● **Task instructions**
Look through the data below and count each line where the word "Почетный" appears. Reply with the count alone.

[Extracted records]
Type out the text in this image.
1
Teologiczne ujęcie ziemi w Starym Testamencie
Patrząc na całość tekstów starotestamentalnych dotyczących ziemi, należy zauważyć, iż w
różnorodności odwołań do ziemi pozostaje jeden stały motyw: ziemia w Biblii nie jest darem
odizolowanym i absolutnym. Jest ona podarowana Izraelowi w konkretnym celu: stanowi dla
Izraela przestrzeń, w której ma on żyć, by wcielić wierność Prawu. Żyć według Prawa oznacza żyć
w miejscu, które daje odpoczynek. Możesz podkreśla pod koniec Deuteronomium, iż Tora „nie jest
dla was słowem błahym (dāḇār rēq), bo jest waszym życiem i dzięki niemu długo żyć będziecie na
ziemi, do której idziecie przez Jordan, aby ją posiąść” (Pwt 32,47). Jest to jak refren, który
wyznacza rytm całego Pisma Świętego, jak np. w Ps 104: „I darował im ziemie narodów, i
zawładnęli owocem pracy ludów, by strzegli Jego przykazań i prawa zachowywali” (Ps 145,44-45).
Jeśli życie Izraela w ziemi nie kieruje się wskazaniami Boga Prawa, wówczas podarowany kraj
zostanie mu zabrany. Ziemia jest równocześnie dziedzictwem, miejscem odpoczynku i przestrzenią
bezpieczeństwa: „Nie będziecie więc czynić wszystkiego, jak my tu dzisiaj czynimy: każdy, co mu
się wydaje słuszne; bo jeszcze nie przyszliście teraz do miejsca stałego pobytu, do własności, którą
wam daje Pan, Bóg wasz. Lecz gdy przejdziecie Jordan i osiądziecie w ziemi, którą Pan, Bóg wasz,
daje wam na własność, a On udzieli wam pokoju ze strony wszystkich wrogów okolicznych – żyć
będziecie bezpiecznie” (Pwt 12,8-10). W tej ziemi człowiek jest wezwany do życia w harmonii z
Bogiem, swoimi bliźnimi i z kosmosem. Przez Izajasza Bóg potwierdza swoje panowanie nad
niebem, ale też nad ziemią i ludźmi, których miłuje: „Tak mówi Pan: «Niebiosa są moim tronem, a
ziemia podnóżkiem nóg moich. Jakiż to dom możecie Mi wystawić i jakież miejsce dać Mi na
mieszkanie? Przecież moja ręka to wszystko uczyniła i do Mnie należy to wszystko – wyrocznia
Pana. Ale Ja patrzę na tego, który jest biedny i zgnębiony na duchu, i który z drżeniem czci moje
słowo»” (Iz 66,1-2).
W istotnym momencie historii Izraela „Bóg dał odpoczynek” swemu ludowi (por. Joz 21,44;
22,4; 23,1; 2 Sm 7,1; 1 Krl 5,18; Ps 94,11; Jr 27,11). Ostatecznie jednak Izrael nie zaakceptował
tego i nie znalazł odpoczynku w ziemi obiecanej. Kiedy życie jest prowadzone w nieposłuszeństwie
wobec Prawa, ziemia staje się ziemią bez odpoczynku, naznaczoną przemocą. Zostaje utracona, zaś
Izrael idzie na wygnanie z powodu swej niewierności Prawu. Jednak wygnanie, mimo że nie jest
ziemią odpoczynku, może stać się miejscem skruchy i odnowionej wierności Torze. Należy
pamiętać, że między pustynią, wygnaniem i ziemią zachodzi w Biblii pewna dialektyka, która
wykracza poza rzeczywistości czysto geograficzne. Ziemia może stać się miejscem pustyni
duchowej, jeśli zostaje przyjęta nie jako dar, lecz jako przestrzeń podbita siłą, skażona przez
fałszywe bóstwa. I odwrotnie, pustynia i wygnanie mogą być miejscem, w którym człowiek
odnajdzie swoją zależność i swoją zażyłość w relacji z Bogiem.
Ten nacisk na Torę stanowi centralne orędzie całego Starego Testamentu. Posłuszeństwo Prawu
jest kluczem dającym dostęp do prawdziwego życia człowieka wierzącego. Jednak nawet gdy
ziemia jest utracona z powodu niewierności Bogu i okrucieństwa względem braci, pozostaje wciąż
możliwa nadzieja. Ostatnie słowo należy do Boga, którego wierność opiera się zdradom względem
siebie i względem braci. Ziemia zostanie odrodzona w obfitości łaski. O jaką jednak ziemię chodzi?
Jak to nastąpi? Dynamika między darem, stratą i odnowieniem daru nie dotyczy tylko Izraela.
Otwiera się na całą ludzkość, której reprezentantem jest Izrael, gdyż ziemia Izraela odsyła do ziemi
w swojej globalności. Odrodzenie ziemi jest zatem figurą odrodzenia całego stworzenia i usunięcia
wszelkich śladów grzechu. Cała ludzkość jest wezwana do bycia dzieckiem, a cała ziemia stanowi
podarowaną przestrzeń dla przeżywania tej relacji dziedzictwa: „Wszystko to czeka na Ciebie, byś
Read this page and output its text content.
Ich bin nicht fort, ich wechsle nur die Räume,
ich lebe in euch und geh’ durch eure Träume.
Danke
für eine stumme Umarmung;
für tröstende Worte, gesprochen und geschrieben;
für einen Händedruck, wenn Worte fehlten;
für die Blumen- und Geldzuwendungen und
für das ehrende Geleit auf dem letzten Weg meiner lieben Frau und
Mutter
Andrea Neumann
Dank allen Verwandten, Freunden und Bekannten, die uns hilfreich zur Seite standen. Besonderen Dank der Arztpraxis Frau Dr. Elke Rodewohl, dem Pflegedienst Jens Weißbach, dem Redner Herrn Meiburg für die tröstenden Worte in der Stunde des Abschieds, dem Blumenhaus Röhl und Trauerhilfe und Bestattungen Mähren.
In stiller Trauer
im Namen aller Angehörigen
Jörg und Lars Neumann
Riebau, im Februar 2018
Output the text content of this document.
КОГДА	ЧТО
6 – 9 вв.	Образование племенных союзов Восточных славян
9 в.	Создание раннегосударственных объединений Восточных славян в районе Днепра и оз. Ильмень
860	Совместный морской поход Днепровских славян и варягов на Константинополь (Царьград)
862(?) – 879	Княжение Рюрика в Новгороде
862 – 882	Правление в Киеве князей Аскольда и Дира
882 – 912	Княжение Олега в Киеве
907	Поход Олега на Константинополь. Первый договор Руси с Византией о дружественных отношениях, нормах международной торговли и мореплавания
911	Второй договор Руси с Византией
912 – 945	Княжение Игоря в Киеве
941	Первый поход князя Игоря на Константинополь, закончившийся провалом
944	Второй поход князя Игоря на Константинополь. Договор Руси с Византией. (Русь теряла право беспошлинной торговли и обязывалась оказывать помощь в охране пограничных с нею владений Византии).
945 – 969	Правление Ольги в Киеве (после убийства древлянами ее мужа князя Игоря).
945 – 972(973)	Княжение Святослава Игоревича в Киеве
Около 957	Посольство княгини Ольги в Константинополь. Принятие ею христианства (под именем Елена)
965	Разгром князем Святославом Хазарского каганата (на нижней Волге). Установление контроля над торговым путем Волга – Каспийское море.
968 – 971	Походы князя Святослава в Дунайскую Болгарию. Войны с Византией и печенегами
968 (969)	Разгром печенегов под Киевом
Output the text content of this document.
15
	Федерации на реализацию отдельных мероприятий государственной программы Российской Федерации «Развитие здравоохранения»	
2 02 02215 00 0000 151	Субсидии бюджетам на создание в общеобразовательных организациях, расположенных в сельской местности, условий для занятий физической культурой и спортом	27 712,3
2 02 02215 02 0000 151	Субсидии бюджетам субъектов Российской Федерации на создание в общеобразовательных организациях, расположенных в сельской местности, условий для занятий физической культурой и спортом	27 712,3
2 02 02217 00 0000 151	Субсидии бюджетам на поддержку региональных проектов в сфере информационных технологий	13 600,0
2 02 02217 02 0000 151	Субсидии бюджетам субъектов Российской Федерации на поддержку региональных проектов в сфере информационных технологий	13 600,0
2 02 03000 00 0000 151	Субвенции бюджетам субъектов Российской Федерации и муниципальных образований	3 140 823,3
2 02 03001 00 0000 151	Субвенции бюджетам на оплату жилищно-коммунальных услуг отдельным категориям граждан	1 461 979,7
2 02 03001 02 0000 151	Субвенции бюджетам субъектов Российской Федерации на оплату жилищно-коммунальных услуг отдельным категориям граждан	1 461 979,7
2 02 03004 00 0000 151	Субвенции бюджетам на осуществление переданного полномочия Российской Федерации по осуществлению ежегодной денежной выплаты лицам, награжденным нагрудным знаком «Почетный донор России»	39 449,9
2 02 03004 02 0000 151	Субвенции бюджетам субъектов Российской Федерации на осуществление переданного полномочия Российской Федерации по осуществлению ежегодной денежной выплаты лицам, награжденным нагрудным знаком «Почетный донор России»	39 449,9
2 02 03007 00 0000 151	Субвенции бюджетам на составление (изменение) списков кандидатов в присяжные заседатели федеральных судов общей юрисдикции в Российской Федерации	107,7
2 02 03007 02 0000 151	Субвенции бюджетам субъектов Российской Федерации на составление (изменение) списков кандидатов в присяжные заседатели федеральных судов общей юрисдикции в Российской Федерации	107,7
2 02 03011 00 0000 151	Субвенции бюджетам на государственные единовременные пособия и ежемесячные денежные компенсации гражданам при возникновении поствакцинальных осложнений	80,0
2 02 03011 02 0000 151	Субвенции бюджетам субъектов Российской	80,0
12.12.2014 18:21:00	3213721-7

● **Expected output**
2